→ Aim: Find the word "сельсоветы" in the records below. List each line containing it.

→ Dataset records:

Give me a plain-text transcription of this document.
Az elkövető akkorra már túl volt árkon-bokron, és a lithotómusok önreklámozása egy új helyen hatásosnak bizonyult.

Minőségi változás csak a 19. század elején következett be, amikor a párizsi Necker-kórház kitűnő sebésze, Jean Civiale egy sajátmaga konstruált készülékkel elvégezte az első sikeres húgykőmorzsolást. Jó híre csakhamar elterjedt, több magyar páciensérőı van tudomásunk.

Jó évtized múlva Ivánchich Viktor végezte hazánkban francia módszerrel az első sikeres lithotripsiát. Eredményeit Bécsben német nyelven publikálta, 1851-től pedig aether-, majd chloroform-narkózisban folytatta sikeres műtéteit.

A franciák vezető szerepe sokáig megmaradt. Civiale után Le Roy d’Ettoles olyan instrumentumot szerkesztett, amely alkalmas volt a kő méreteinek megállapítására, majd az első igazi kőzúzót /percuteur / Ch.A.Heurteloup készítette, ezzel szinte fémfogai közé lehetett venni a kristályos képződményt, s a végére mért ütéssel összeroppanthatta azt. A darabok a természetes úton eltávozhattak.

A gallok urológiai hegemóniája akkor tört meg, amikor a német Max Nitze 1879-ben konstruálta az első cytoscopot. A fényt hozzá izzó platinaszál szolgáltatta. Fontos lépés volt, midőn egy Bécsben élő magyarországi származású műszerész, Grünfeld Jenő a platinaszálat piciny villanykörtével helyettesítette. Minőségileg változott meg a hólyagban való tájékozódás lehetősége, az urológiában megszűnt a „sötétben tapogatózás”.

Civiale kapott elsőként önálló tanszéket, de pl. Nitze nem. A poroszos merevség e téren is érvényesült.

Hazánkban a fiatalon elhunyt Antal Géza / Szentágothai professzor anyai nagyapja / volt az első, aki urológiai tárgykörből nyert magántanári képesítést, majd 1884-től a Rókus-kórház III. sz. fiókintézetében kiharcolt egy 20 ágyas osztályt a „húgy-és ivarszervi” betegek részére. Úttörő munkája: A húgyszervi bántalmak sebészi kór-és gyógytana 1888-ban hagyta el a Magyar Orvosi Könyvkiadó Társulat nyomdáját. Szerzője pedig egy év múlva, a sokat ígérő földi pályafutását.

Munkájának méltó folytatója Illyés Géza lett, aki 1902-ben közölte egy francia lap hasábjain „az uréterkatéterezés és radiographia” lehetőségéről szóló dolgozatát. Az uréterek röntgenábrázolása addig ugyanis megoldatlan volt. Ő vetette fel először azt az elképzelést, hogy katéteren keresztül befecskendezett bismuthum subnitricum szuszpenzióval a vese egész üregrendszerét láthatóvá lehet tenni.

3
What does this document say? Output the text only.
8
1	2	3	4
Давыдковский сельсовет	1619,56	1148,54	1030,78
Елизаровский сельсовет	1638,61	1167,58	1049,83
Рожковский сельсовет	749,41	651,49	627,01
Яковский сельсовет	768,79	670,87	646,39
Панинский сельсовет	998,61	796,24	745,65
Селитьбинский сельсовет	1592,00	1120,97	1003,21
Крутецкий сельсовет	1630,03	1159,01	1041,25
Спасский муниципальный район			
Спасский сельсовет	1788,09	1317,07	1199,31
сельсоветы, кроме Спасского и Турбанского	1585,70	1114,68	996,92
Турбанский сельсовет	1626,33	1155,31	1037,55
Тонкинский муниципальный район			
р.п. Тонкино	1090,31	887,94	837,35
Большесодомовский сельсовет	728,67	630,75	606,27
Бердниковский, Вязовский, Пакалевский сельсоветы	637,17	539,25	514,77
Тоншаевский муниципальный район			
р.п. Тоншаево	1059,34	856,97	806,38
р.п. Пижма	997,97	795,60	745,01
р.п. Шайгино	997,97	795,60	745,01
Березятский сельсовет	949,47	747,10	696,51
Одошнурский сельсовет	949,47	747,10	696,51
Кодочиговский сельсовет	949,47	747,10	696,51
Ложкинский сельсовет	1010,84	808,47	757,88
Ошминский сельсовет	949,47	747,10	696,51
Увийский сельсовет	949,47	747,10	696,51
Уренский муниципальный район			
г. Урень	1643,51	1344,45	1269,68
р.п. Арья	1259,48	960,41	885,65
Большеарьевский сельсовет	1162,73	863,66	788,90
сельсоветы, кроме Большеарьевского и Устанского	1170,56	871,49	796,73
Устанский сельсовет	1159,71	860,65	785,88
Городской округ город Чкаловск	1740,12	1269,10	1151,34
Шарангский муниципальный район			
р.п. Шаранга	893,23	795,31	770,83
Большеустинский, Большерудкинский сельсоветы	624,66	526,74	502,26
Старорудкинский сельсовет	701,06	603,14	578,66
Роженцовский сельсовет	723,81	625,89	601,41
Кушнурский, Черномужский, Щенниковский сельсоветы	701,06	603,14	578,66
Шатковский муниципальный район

→ Exercise response:
сельсоветы, кроме Спасского и Турбанского	1585,70	1114,68	996,92
Бердниковский, Вязовский, Пакалевский сельсоветы	637,17	539,25	514,77
сельсоветы, кроме Большеарьевского и Устанского	1170,56	871,49	796,73
Большеустинский, Большерудкинский сельсоветы	624,66	526,74	502,26
Кушнурский, Черномужский, Щенниковский сельсоветы	701,06	603,14	578,66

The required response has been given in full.